Where can employees find resources in a travel emergency? Where can they ask questions about the policy? Where can they find the policy?
Why does this policy exist? Why is it beneficial? Why should employees follow it?
These aren’t mindblowing, but once your policy is prepared it makes sense to run back through and make sure they’re all answered.
5. Automate if possible
Firm of the Future writes that “expense management software allows managers to set policies for employees, including limits on travel rates for airlines and hotels, as well as preferred vendors. The software also can remind employees of deadlines for report submission. Further, it can speed the approval and reimbursement process by integrating with online purchasing systems, invoice management and reporting.”
In the same article, the authors share a Runzheimer International study which found that companies using automated software actually spend 27% than those with paper expense processes. And with the advancements in automation to date, it’s fair to assume that that figure will have increased greatly.

ENTRIES SUPPLIED:
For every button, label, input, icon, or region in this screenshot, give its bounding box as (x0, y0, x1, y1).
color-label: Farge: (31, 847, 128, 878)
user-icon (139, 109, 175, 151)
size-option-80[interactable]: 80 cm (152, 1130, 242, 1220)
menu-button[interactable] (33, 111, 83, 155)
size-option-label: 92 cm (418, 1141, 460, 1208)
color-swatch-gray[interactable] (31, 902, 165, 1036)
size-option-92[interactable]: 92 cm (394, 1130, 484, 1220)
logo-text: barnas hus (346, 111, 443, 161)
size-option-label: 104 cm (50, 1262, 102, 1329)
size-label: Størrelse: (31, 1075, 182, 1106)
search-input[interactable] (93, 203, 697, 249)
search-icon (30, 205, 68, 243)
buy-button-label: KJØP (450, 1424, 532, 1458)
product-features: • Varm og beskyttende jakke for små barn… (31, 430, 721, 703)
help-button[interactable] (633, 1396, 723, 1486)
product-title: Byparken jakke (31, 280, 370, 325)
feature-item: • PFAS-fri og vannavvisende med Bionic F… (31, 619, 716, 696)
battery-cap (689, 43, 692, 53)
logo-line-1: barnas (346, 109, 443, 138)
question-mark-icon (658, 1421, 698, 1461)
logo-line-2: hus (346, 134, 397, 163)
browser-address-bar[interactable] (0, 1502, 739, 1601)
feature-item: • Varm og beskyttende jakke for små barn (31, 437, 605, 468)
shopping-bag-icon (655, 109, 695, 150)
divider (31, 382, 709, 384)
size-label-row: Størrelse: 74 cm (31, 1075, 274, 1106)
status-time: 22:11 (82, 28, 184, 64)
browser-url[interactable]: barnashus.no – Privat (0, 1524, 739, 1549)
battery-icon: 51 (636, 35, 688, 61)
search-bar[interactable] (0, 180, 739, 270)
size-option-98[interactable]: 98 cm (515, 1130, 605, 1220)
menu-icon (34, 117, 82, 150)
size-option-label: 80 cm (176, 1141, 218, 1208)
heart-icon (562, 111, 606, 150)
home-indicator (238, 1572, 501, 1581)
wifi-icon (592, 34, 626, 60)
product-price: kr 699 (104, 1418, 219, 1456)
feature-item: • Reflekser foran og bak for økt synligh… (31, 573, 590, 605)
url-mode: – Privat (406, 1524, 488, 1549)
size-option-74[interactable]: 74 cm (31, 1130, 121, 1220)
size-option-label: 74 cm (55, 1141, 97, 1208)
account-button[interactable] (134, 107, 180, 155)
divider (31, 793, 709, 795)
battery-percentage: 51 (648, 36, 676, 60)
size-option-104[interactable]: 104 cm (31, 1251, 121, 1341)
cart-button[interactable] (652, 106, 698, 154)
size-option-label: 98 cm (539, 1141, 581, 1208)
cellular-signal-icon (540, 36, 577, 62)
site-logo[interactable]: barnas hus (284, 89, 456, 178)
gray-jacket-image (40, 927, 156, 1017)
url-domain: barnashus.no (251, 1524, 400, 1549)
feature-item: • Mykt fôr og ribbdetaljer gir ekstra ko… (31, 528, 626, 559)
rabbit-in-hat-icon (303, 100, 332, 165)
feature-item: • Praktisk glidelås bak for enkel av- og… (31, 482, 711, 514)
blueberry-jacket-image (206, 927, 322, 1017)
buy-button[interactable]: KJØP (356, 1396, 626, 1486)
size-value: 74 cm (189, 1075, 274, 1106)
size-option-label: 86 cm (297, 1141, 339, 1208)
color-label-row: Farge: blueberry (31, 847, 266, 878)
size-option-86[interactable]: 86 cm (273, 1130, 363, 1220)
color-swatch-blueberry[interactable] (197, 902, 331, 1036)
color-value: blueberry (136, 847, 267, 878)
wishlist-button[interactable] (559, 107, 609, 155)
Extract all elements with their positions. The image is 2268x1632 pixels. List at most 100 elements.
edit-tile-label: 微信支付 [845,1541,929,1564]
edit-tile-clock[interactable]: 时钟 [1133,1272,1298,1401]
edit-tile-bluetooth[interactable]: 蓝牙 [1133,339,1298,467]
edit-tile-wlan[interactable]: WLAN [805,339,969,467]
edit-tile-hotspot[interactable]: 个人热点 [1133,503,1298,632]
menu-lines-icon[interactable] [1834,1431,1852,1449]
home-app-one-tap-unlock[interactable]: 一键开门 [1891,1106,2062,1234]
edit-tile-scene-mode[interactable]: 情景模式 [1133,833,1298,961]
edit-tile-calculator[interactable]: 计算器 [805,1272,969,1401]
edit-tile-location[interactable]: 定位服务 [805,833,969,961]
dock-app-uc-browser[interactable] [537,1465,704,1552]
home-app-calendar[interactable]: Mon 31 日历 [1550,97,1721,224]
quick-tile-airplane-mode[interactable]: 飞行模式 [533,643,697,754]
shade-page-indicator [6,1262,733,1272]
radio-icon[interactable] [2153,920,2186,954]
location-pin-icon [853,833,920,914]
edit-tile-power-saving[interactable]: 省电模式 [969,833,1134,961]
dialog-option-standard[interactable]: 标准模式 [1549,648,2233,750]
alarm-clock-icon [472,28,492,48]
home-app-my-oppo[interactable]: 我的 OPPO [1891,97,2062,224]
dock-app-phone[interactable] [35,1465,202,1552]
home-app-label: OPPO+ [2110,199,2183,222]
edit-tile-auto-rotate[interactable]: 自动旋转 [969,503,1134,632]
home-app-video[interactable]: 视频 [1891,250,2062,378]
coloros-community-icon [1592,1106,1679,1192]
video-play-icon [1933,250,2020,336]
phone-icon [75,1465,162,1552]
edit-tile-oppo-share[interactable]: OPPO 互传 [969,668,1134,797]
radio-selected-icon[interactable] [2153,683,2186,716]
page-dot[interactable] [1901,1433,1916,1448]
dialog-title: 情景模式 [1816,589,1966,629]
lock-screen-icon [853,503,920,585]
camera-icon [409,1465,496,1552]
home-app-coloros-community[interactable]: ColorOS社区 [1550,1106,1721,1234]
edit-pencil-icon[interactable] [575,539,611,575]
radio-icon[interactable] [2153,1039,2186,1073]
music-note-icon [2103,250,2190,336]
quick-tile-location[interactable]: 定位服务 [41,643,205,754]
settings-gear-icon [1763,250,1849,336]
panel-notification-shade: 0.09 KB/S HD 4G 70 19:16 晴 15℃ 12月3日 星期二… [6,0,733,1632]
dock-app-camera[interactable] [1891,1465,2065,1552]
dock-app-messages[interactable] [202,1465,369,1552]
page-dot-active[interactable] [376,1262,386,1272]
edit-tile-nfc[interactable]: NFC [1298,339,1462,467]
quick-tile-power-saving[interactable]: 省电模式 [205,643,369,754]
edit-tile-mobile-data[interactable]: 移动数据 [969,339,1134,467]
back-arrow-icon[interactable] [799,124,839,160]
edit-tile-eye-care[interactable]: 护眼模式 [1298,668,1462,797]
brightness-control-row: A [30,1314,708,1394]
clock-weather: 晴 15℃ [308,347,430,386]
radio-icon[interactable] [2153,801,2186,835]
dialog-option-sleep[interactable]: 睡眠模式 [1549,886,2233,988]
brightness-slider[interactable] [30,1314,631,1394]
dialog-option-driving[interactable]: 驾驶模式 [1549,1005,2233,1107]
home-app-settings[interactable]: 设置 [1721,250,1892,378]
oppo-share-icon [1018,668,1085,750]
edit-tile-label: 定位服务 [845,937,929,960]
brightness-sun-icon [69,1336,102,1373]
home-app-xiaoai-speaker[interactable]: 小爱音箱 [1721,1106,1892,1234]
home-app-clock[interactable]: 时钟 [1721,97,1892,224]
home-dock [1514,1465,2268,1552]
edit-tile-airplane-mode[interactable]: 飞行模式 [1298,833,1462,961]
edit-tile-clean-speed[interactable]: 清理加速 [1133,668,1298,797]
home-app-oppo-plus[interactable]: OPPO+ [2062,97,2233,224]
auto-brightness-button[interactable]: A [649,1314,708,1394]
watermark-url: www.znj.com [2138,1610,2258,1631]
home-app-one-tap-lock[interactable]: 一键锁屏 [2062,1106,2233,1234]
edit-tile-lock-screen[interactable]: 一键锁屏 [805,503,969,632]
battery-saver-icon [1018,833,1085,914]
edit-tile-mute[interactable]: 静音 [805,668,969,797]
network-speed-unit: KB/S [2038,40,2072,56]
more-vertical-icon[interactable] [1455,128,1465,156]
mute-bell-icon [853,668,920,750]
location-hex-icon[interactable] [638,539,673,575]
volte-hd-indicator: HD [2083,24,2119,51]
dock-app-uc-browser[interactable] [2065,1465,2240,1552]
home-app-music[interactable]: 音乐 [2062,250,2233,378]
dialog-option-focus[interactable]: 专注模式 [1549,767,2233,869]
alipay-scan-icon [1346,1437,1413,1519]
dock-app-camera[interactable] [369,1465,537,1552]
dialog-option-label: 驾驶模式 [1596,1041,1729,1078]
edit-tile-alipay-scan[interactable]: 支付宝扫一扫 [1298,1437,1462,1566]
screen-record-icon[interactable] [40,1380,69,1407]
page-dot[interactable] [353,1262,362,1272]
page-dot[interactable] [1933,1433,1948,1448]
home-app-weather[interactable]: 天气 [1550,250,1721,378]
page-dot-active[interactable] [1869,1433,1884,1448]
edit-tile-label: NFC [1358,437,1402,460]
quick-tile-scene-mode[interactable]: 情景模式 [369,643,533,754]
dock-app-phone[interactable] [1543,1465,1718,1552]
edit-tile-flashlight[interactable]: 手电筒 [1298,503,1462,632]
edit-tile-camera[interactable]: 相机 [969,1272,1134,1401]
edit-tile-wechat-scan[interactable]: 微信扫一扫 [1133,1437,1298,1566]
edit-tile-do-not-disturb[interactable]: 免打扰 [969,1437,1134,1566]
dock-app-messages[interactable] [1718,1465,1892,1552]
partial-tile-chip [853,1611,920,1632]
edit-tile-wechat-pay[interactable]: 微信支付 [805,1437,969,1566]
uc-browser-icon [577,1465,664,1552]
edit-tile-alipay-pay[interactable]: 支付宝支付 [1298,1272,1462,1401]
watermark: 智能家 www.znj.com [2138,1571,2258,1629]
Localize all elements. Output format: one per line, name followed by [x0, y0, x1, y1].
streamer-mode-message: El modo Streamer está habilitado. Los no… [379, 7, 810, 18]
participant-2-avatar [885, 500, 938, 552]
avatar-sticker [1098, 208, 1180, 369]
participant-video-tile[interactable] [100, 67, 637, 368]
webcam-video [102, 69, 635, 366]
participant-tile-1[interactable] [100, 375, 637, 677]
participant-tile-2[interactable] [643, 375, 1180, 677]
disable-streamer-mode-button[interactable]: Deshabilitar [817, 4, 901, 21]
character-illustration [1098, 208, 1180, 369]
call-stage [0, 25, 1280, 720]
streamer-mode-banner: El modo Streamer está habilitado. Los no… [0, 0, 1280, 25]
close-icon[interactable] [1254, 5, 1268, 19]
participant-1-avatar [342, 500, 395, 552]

TASK INSTRUCTIONS:
• 1. Answer these questions from the travel policy text:
(a) What is the heading numbered 5?
(b) According to Firm of the Future, what can expense management software remind employees of?
(c) Which organization conducted the study that the authors share?
• 2. Quote the travel policy text word for word, starting at "These aren’t mindblowing, but" and ending at "have increased greatly.".

RESULTS OF THE TASKS:
• 1.
(a) Automate if possible
(b) Deadlines for report submission
(c) Runzheimer International

• 2.
These aren’t mindblowing, but once your policy is prepared it makes sense to run back through and make sure they’re all answered.
5. Automate if possible
Firm of the Future writes that “expense management software allows managers to set policies for employees, including limits on travel rates for airlines and hotels, as well as preferred vendors. The software also can remind employees of deadlines for report submission. Further, it can speed the approval and reimbursement process by integrating with online purchasing systems, invoice management and reporting.”
In the same article, the authors share a Runzheimer International study which found that companies using automated software actually spend 27% than those with paper expense processes. And with the advancements in automation to date, it’s fair to assume that that figure will have increased greatly.